Reproduce all lines of the listing below in which the word "shown" occurs.
**** DATASET
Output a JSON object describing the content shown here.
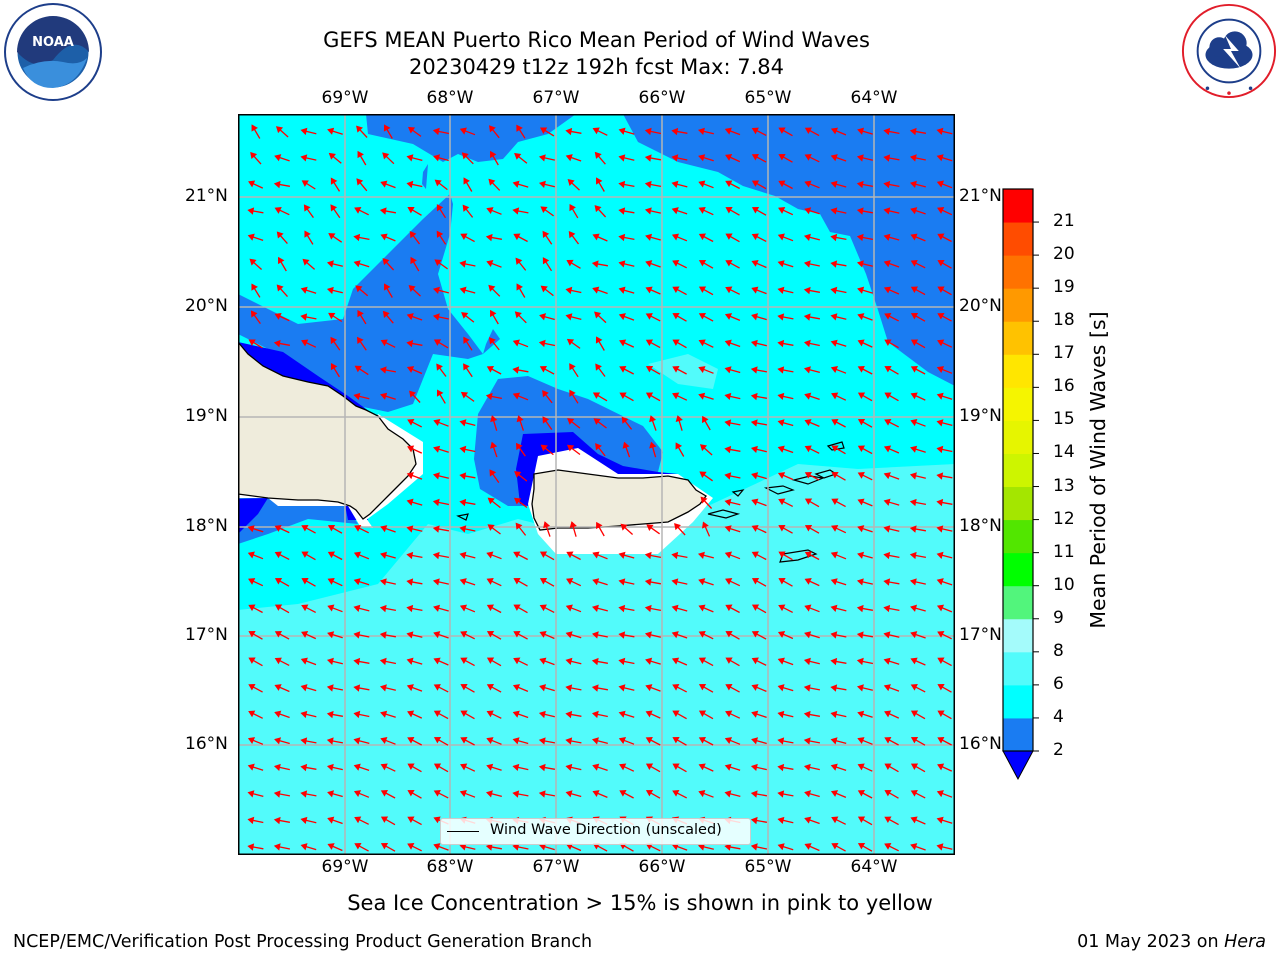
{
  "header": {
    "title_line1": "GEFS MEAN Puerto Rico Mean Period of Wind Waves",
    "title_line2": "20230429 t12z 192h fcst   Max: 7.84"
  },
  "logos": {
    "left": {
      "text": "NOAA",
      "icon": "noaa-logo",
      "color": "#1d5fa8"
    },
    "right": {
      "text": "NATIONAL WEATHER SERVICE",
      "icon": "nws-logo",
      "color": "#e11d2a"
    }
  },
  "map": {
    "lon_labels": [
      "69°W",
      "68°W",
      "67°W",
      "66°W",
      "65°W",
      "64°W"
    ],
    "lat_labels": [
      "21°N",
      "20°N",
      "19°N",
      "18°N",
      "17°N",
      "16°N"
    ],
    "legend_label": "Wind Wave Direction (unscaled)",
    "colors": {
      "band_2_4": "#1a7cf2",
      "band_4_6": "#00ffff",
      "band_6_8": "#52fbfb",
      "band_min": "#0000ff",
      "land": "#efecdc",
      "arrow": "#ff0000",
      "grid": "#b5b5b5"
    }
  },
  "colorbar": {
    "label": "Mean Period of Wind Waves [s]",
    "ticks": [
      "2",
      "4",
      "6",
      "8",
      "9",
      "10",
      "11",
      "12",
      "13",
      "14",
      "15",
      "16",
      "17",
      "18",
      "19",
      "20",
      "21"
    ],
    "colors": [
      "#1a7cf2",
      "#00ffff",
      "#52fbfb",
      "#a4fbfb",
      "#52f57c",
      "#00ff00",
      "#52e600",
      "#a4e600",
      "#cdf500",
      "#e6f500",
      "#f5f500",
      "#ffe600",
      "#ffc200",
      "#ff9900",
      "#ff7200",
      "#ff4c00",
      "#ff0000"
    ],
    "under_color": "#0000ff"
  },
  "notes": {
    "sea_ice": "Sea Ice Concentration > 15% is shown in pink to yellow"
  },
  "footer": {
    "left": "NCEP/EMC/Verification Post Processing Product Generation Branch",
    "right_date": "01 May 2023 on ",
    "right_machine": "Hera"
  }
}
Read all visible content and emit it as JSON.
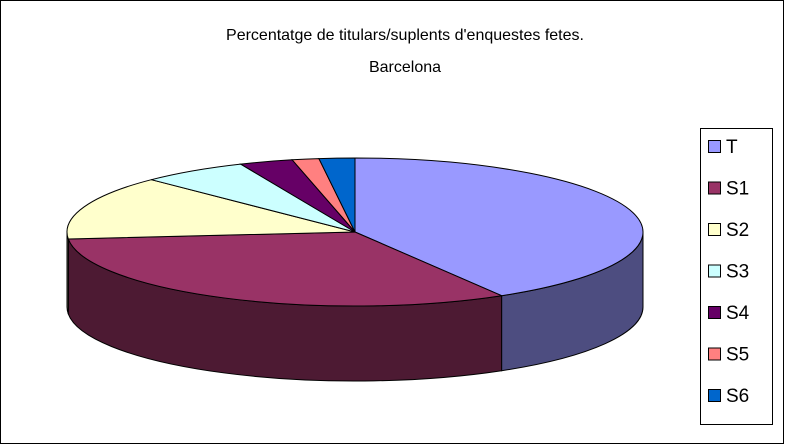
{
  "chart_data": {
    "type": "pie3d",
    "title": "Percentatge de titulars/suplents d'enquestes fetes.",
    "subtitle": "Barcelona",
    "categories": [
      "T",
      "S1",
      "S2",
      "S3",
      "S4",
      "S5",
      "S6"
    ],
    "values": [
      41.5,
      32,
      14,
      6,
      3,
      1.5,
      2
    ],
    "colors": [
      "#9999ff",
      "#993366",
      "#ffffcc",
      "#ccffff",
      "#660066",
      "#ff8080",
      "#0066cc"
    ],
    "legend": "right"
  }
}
********
• _RESULT OF THIS TASK_
Output a JSON object describing the content shown here.
    "sea_ice": "Sea Ice Concentration > 15% is shown in pink to yellow"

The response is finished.